* [Exercise details] Make a verbatim copy of the entries below; pictures stay out.

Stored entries
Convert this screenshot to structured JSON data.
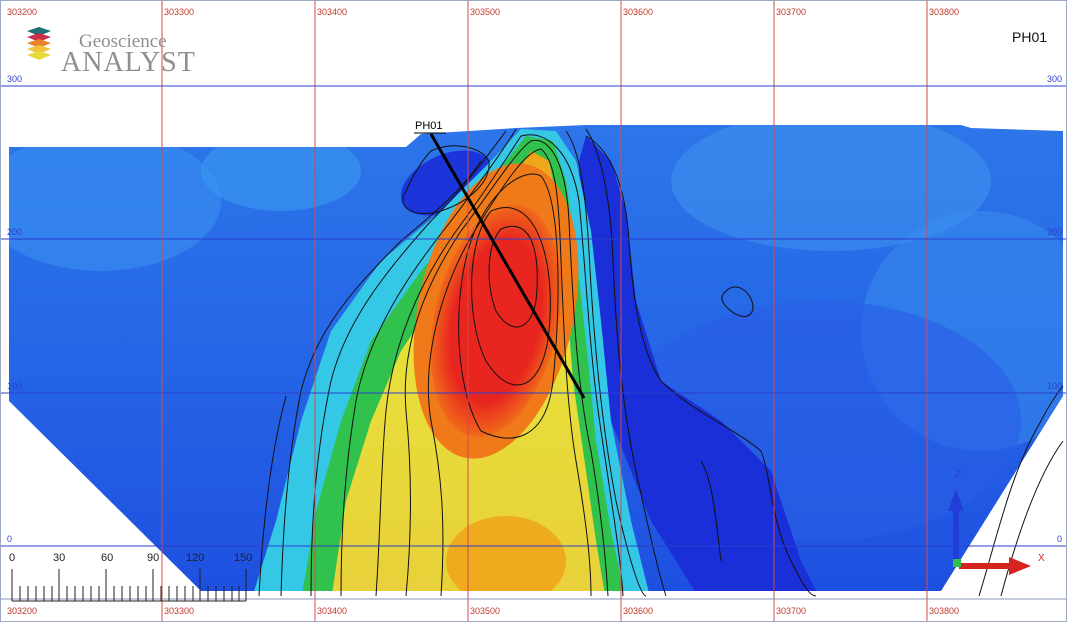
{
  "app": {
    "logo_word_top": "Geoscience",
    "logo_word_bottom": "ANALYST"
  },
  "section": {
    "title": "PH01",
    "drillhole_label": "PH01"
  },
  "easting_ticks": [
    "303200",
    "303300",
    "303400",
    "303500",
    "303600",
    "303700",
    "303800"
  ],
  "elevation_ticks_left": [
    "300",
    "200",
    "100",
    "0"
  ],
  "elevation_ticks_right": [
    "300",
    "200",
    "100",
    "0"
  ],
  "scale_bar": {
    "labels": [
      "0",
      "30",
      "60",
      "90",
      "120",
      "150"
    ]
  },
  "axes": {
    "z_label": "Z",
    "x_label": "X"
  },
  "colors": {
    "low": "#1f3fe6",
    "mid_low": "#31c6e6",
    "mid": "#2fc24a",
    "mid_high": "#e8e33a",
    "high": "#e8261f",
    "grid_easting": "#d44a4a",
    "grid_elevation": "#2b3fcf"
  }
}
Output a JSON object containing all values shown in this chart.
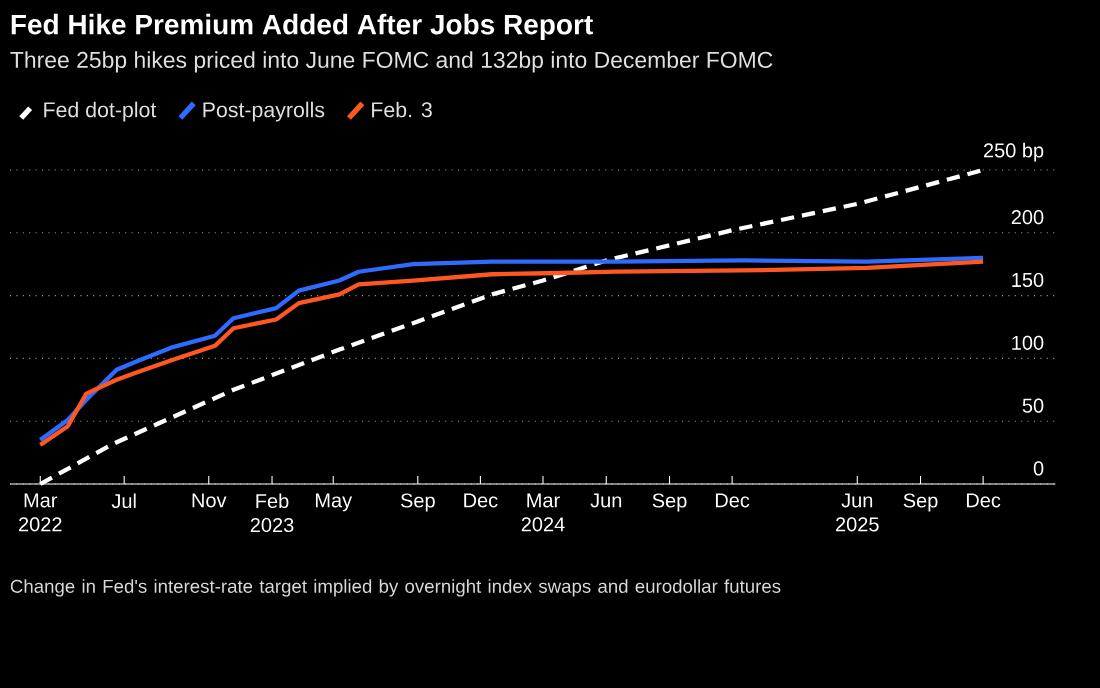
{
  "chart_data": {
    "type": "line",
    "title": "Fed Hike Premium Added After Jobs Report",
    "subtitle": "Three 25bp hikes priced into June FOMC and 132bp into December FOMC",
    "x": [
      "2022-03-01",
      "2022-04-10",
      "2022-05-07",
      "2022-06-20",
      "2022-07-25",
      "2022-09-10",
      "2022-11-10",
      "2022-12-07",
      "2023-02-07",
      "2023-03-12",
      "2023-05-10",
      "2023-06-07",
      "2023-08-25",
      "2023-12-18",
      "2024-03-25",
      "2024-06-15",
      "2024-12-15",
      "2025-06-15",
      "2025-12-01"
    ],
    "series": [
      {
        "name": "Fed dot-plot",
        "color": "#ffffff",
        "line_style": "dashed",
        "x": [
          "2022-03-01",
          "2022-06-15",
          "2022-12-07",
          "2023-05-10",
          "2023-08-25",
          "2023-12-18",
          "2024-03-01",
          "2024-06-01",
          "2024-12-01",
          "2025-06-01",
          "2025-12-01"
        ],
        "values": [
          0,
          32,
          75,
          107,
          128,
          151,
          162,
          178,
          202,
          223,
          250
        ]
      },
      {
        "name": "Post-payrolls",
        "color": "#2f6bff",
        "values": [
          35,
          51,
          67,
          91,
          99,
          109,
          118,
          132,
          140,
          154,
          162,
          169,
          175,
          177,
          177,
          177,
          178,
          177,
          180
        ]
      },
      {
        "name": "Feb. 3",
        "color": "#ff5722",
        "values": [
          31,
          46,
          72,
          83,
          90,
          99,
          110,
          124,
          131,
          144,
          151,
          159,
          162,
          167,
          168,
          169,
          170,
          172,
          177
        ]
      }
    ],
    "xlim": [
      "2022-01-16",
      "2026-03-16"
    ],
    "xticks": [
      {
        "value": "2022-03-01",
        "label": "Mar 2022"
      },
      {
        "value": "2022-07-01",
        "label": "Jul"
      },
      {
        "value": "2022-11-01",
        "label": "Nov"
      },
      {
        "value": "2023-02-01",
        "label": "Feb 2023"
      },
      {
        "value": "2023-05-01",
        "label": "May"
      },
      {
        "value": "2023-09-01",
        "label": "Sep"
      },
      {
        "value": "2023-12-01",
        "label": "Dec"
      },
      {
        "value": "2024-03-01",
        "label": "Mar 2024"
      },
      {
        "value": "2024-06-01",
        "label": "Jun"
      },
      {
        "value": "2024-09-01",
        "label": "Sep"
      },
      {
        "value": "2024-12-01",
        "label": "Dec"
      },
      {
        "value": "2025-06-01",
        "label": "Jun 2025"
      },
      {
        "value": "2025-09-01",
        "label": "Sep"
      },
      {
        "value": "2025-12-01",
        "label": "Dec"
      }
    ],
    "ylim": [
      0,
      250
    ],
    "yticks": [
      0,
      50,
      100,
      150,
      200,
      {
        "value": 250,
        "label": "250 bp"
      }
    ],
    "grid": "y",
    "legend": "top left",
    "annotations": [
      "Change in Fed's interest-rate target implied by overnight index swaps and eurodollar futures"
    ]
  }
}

* [Final result]
Convert this screenshot to structured JSON data.
{
  "app": {
    "logo_word_top": "Geoscience",
    "logo_word_bottom": "ANALYST"
  },
  "section": {
    "title": "PH01",
    "drillhole_label": "PH01"
  },
  "easting_ticks": [
    "303200",
    "303300",
    "303400",
    "303500",
    "303600",
    "303700",
    "303800"
  ],
  "elevation_ticks_left": [
    "300",
    "200",
    "100",
    "0"
  ],
  "elevation_ticks_right": [
    "300",
    "200",
    "100",
    "0"
  ],
  "scale_bar": {
    "labels": [
      "0",
      "30",
      "60",
      "90",
      "120",
      "150"
    ]
  },
  "axes": {
    "z_label": "Z",
    "x_label": "X"
  },
  "colors": {
    "low": "#1f3fe6",
    "mid_low": "#31c6e6",
    "mid": "#2fc24a",
    "mid_high": "#e8e33a",
    "high": "#e8261f",
    "grid_easting": "#d44a4a",
    "grid_elevation": "#2b3fcf"
  }
}
Output a JSON object containing all values shown in this chart.
{
  "chart_data": {
    "type": "line",
    "title": "Fed Hike Premium Added After Jobs Report",
    "subtitle": "Three 25bp hikes priced into June FOMC and 132bp into December FOMC",
    "x": [
      "2022-03-01",
      "2022-04-10",
      "2022-05-07",
      "2022-06-20",
      "2022-07-25",
      "2022-09-10",
      "2022-11-10",
      "2022-12-07",
      "2023-02-07",
      "2023-03-12",
      "2023-05-10",
      "2023-06-07",
      "2023-08-25",
      "2023-12-18",
      "2024-03-25",
      "2024-06-15",
      "2024-12-15",
      "2025-06-15",
      "2025-12-01"
    ],
    "series": [
      {
        "name": "Fed dot-plot",
        "color": "#ffffff",
        "line_style": "dashed",
        "x": [
          "2022-03-01",
          "2022-06-15",
          "2022-12-07",
          "2023-05-10",
          "2023-08-25",
          "2023-12-18",
          "2024-03-01",
          "2024-06-01",
          "2024-12-01",
          "2025-06-01",
          "2025-12-01"
        ],
        "values": [
          0,
          32,
          75,
          107,
          128,
          151,
          162,
          178,
          202,
          223,
          250
        ]
      },
      {
        "name": "Post-payrolls",
        "color": "#2f6bff",
        "values": [
          35,
          51,
          67,
          91,
          99,
          109,
          118,
          132,
          140,
          154,
          162,
          169,
          175,
          177,
          177,
          177,
          178,
          177,
          180
        ]
      },
      {
        "name": "Feb. 3",
        "color": "#ff5722",
        "values": [
          31,
          46,
          72,
          83,
          90,
          99,
          110,
          124,
          131,
          144,
          151,
          159,
          162,
          167,
          168,
          169,
          170,
          172,
          177
        ]
      }
    ],
    "xlim": [
      "2022-01-16",
      "2026-03-16"
    ],
    "xticks": [
      {
        "value": "2022-03-01",
        "label": "Mar 2022"
      },
      {
        "value": "2022-07-01",
        "label": "Jul"
      },
      {
        "value": "2022-11-01",
        "label": "Nov"
      },
      {
        "value": "2023-02-01",
        "label": "Feb 2023"
      },
      {
        "value": "2023-05-01",
        "label": "May"
      },
      {
        "value": "2023-09-01",
        "label": "Sep"
      },
      {
        "value": "2023-12-01",
        "label": "Dec"
      },
      {
        "value": "2024-03-01",
        "label": "Mar 2024"
      },
      {
        "value": "2024-06-01",
        "label": "Jun"
      },
      {
        "value": "2024-09-01",
        "label": "Sep"
      },
      {
        "value": "2024-12-01",
        "label": "Dec"
      },
      {
        "value": "2025-06-01",
        "label": "Jun 2025"
      },
      {
        "value": "2025-09-01",
        "label": "Sep"
      },
      {
        "value": "2025-12-01",
        "label": "Dec"
      }
    ],
    "ylim": [
      0,
      250
    ],
    "yticks": [
      0,
      50,
      100,
      150,
      200,
      {
        "value": 250,
        "label": "250 bp"
      }
    ],
    "grid": "y",
    "legend": "top left",
    "annotations": [
      "Change in Fed's interest-rate target implied by overnight index swaps and eurodollar futures"
    ]
  }
}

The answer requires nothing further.